## Exercise
Print the entries below word for word; the pictures stay out of your copy.

## Data for processing
================

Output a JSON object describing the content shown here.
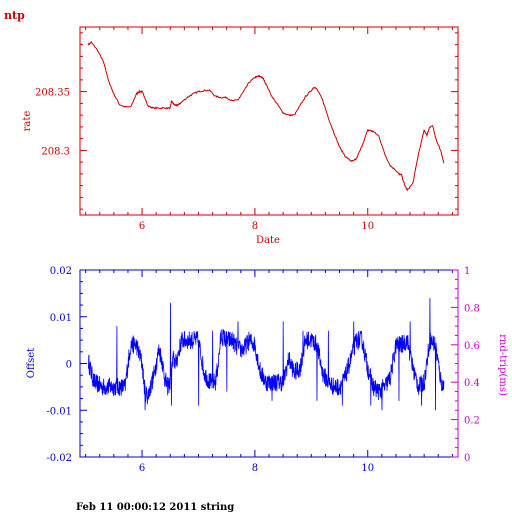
{
  "header": {
    "label": "ntp"
  },
  "footer": {
    "text": "Feb 11 00:00:12 2011 string"
  },
  "colors": {
    "top": "#cc0000",
    "bottom": "#0000ff",
    "right_axis": "#cc00cc"
  },
  "chart_data": [
    {
      "type": "line",
      "title": "",
      "xlabel": "Date",
      "ylabel": "rate",
      "xlim": [
        4.9,
        11.6
      ],
      "ylim": [
        208.245,
        208.405
      ],
      "x_ticks": [
        6,
        8,
        10
      ],
      "x_tick_labels": [
        "6",
        "8",
        "10"
      ],
      "y_ticks": [
        208.3,
        208.35
      ],
      "y_tick_labels": [
        "208.3",
        "208.35"
      ],
      "grid": false,
      "series": [
        {
          "x": [
            5.05,
            5.1,
            5.2,
            5.3,
            5.35,
            5.4,
            5.5,
            5.6,
            5.7,
            5.8,
            5.9,
            5.95,
            6.0,
            6.05,
            6.1,
            6.2,
            6.3,
            6.4,
            6.5,
            6.52,
            6.55,
            6.6,
            6.65,
            6.7,
            6.8,
            6.9,
            7.0,
            7.1,
            7.2,
            7.3,
            7.4,
            7.5,
            7.6,
            7.7,
            7.8,
            7.9,
            8.0,
            8.05,
            8.1,
            8.15,
            8.2,
            8.3,
            8.4,
            8.5,
            8.6,
            8.7,
            8.8,
            8.9,
            9.0,
            9.05,
            9.1,
            9.2,
            9.3,
            9.4,
            9.5,
            9.6,
            9.7,
            9.75,
            9.8,
            9.9,
            10.0,
            10.05,
            10.1,
            10.2,
            10.3,
            10.4,
            10.5,
            10.55,
            10.6,
            10.65,
            10.7,
            10.8,
            10.9,
            11.0,
            11.05,
            11.1,
            11.15,
            11.2,
            11.3,
            11.35
          ],
          "y": [
            208.39,
            208.392,
            208.386,
            208.377,
            208.37,
            208.36,
            208.348,
            208.339,
            208.337,
            208.337,
            208.348,
            208.35,
            208.35,
            208.345,
            208.338,
            208.336,
            208.336,
            208.336,
            208.336,
            208.342,
            208.34,
            208.338,
            208.339,
            208.341,
            208.345,
            208.348,
            208.35,
            208.351,
            208.351,
            208.346,
            208.345,
            208.345,
            208.342,
            208.343,
            208.35,
            208.358,
            208.362,
            208.363,
            208.363,
            208.361,
            208.356,
            208.346,
            208.339,
            208.332,
            208.33,
            208.33,
            208.338,
            208.346,
            208.351,
            208.354,
            208.352,
            208.343,
            208.328,
            208.315,
            208.303,
            208.295,
            208.291,
            208.291,
            208.293,
            208.304,
            208.317,
            208.317,
            208.316,
            208.312,
            208.297,
            208.287,
            208.283,
            208.28,
            208.279,
            208.271,
            208.266,
            208.272,
            208.297,
            208.317,
            208.313,
            208.32,
            208.321,
            208.311,
            208.299,
            208.289
          ]
        }
      ]
    },
    {
      "type": "line",
      "title": "",
      "xlabel": "",
      "ylabel": "Offset",
      "y2label": "rnd-trip(ms)",
      "xlim": [
        4.9,
        11.6
      ],
      "ylim": [
        -0.02,
        0.02
      ],
      "y2lim": [
        0,
        1
      ],
      "x_ticks": [
        6,
        8,
        10
      ],
      "x_tick_labels": [
        "6",
        "8",
        "10"
      ],
      "y_ticks": [
        -0.02,
        -0.01,
        0,
        0.01,
        0.02
      ],
      "y_tick_labels": [
        "-0.02",
        "-0.01",
        "0",
        "0.01",
        "0.02"
      ],
      "y2_ticks": [
        0,
        0.2,
        0.4,
        0.6,
        0.8,
        1
      ],
      "y2_tick_labels": [
        "0",
        "0.2",
        "0.4",
        "0.6",
        "0.8",
        "1"
      ],
      "grid": false,
      "series": [
        {
          "x": [
            5.05,
            5.1,
            5.15,
            5.3,
            5.5,
            5.7,
            5.75,
            5.8,
            5.9,
            6.0,
            6.05,
            6.1,
            6.2,
            6.3,
            6.35,
            6.4,
            6.45,
            6.5,
            6.55,
            6.6,
            6.7,
            6.8,
            6.9,
            7.0,
            7.1,
            7.2,
            7.3,
            7.35,
            7.4,
            7.5,
            7.6,
            7.7,
            7.8,
            7.9,
            8.0,
            8.1,
            8.2,
            8.3,
            8.4,
            8.5,
            8.6,
            8.7,
            8.8,
            8.9,
            9.0,
            9.1,
            9.2,
            9.3,
            9.4,
            9.5,
            9.6,
            9.7,
            9.8,
            9.9,
            10.0,
            10.1,
            10.2,
            10.3,
            10.4,
            10.5,
            10.6,
            10.7,
            10.8,
            10.9,
            11.0,
            11.1,
            11.2,
            11.3,
            11.35
          ],
          "y": [
            0.0005,
            -0.002,
            -0.004,
            -0.005,
            -0.005,
            -0.005,
            0.0,
            0.004,
            0.004,
            0.0,
            -0.006,
            -0.007,
            -0.003,
            0.003,
            0.001,
            -0.003,
            -0.005,
            -0.004,
            0.001,
            0.0,
            0.005,
            0.005,
            0.005,
            0.005,
            -0.002,
            -0.004,
            -0.004,
            0.0,
            0.006,
            0.005,
            0.005,
            0.003,
            0.003,
            0.005,
            0.004,
            -0.002,
            -0.004,
            -0.004,
            -0.004,
            -0.004,
            0.001,
            -0.002,
            -0.001,
            0.005,
            0.005,
            0.004,
            -0.002,
            -0.004,
            -0.005,
            -0.005,
            -0.003,
            0.001,
            0.005,
            0.005,
            -0.001,
            -0.005,
            -0.006,
            -0.005,
            -0.003,
            0.004,
            0.004,
            0.005,
            -0.001,
            -0.005,
            -0.004,
            0.005,
            0.004,
            -0.004,
            -0.005
          ],
          "noise": 0.002,
          "spikes": [
            [
              5.55,
              0.008
            ],
            [
              6.05,
              -0.01
            ],
            [
              6.5,
              0.013
            ],
            [
              6.52,
              -0.009
            ],
            [
              7.0,
              -0.009
            ],
            [
              7.25,
              0.007
            ],
            [
              7.5,
              -0.006
            ],
            [
              7.7,
              0.009
            ],
            [
              8.3,
              -0.008
            ],
            [
              8.5,
              0.009
            ],
            [
              8.85,
              0.007
            ],
            [
              9.1,
              -0.008
            ],
            [
              9.3,
              0.007
            ],
            [
              9.55,
              -0.009
            ],
            [
              9.75,
              0.009
            ],
            [
              10.05,
              -0.009
            ],
            [
              10.25,
              -0.01
            ],
            [
              10.55,
              -0.008
            ],
            [
              10.75,
              0.009
            ],
            [
              10.95,
              -0.009
            ],
            [
              11.1,
              0.014
            ],
            [
              11.2,
              -0.01
            ]
          ]
        }
      ]
    }
  ]
}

================

## Reply
Output a JSON object describing the content shown here.
{
  "header": {
    "label": "ntp"
  },
  "footer": {
    "text": "Feb 11 00:00:12 2011 string"
  },
  "colors": {
    "top": "#cc0000",
    "bottom": "#0000ff",
    "right_axis": "#cc00cc"
  },
  "chart_data": [
    {
      "type": "line",
      "title": "",
      "xlabel": "Date",
      "ylabel": "rate",
      "xlim": [
        4.9,
        11.6
      ],
      "ylim": [
        208.245,
        208.405
      ],
      "x_ticks": [
        6,
        8,
        10
      ],
      "x_tick_labels": [
        "6",
        "8",
        "10"
      ],
      "y_ticks": [
        208.3,
        208.35
      ],
      "y_tick_labels": [
        "208.3",
        "208.35"
      ],
      "grid": false,
      "series": [
        {
          "x": [
            5.05,
            5.1,
            5.2,
            5.3,
            5.35,
            5.4,
            5.5,
            5.6,
            5.7,
            5.8,
            5.9,
            5.95,
            6.0,
            6.05,
            6.1,
            6.2,
            6.3,
            6.4,
            6.5,
            6.52,
            6.55,
            6.6,
            6.65,
            6.7,
            6.8,
            6.9,
            7.0,
            7.1,
            7.2,
            7.3,
            7.4,
            7.5,
            7.6,
            7.7,
            7.8,
            7.9,
            8.0,
            8.05,
            8.1,
            8.15,
            8.2,
            8.3,
            8.4,
            8.5,
            8.6,
            8.7,
            8.8,
            8.9,
            9.0,
            9.05,
            9.1,
            9.2,
            9.3,
            9.4,
            9.5,
            9.6,
            9.7,
            9.75,
            9.8,
            9.9,
            10.0,
            10.05,
            10.1,
            10.2,
            10.3,
            10.4,
            10.5,
            10.55,
            10.6,
            10.65,
            10.7,
            10.8,
            10.9,
            11.0,
            11.05,
            11.1,
            11.15,
            11.2,
            11.3,
            11.35
          ],
          "y": [
            208.39,
            208.392,
            208.386,
            208.377,
            208.37,
            208.36,
            208.348,
            208.339,
            208.337,
            208.337,
            208.348,
            208.35,
            208.35,
            208.345,
            208.338,
            208.336,
            208.336,
            208.336,
            208.336,
            208.342,
            208.34,
            208.338,
            208.339,
            208.341,
            208.345,
            208.348,
            208.35,
            208.351,
            208.351,
            208.346,
            208.345,
            208.345,
            208.342,
            208.343,
            208.35,
            208.358,
            208.362,
            208.363,
            208.363,
            208.361,
            208.356,
            208.346,
            208.339,
            208.332,
            208.33,
            208.33,
            208.338,
            208.346,
            208.351,
            208.354,
            208.352,
            208.343,
            208.328,
            208.315,
            208.303,
            208.295,
            208.291,
            208.291,
            208.293,
            208.304,
            208.317,
            208.317,
            208.316,
            208.312,
            208.297,
            208.287,
            208.283,
            208.28,
            208.279,
            208.271,
            208.266,
            208.272,
            208.297,
            208.317,
            208.313,
            208.32,
            208.321,
            208.311,
            208.299,
            208.289
          ]
        }
      ]
    },
    {
      "type": "line",
      "title": "",
      "xlabel": "",
      "ylabel": "Offset",
      "y2label": "rnd-trip(ms)",
      "xlim": [
        4.9,
        11.6
      ],
      "ylim": [
        -0.02,
        0.02
      ],
      "y2lim": [
        0,
        1
      ],
      "x_ticks": [
        6,
        8,
        10
      ],
      "x_tick_labels": [
        "6",
        "8",
        "10"
      ],
      "y_ticks": [
        -0.02,
        -0.01,
        0,
        0.01,
        0.02
      ],
      "y_tick_labels": [
        "-0.02",
        "-0.01",
        "0",
        "0.01",
        "0.02"
      ],
      "y2_ticks": [
        0,
        0.2,
        0.4,
        0.6,
        0.8,
        1
      ],
      "y2_tick_labels": [
        "0",
        "0.2",
        "0.4",
        "0.6",
        "0.8",
        "1"
      ],
      "grid": false,
      "series": [
        {
          "x": [
            5.05,
            5.1,
            5.15,
            5.3,
            5.5,
            5.7,
            5.75,
            5.8,
            5.9,
            6.0,
            6.05,
            6.1,
            6.2,
            6.3,
            6.35,
            6.4,
            6.45,
            6.5,
            6.55,
            6.6,
            6.7,
            6.8,
            6.9,
            7.0,
            7.1,
            7.2,
            7.3,
            7.35,
            7.4,
            7.5,
            7.6,
            7.7,
            7.8,
            7.9,
            8.0,
            8.1,
            8.2,
            8.3,
            8.4,
            8.5,
            8.6,
            8.7,
            8.8,
            8.9,
            9.0,
            9.1,
            9.2,
            9.3,
            9.4,
            9.5,
            9.6,
            9.7,
            9.8,
            9.9,
            10.0,
            10.1,
            10.2,
            10.3,
            10.4,
            10.5,
            10.6,
            10.7,
            10.8,
            10.9,
            11.0,
            11.1,
            11.2,
            11.3,
            11.35
          ],
          "y": [
            0.0005,
            -0.002,
            -0.004,
            -0.005,
            -0.005,
            -0.005,
            0.0,
            0.004,
            0.004,
            0.0,
            -0.006,
            -0.007,
            -0.003,
            0.003,
            0.001,
            -0.003,
            -0.005,
            -0.004,
            0.001,
            0.0,
            0.005,
            0.005,
            0.005,
            0.005,
            -0.002,
            -0.004,
            -0.004,
            0.0,
            0.006,
            0.005,
            0.005,
            0.003,
            0.003,
            0.005,
            0.004,
            -0.002,
            -0.004,
            -0.004,
            -0.004,
            -0.004,
            0.001,
            -0.002,
            -0.001,
            0.005,
            0.005,
            0.004,
            -0.002,
            -0.004,
            -0.005,
            -0.005,
            -0.003,
            0.001,
            0.005,
            0.005,
            -0.001,
            -0.005,
            -0.006,
            -0.005,
            -0.003,
            0.004,
            0.004,
            0.005,
            -0.001,
            -0.005,
            -0.004,
            0.005,
            0.004,
            -0.004,
            -0.005
          ],
          "noise": 0.002,
          "spikes": [
            [
              5.55,
              0.008
            ],
            [
              6.05,
              -0.01
            ],
            [
              6.5,
              0.013
            ],
            [
              6.52,
              -0.009
            ],
            [
              7.0,
              -0.009
            ],
            [
              7.25,
              0.007
            ],
            [
              7.5,
              -0.006
            ],
            [
              7.7,
              0.009
            ],
            [
              8.3,
              -0.008
            ],
            [
              8.5,
              0.009
            ],
            [
              8.85,
              0.007
            ],
            [
              9.1,
              -0.008
            ],
            [
              9.3,
              0.007
            ],
            [
              9.55,
              -0.009
            ],
            [
              9.75,
              0.009
            ],
            [
              10.05,
              -0.009
            ],
            [
              10.25,
              -0.01
            ],
            [
              10.55,
              -0.008
            ],
            [
              10.75,
              0.009
            ],
            [
              10.95,
              -0.009
            ],
            [
              11.1,
              0.014
            ],
            [
              11.2,
              -0.01
            ]
          ]
        }
      ]
    }
  ]
}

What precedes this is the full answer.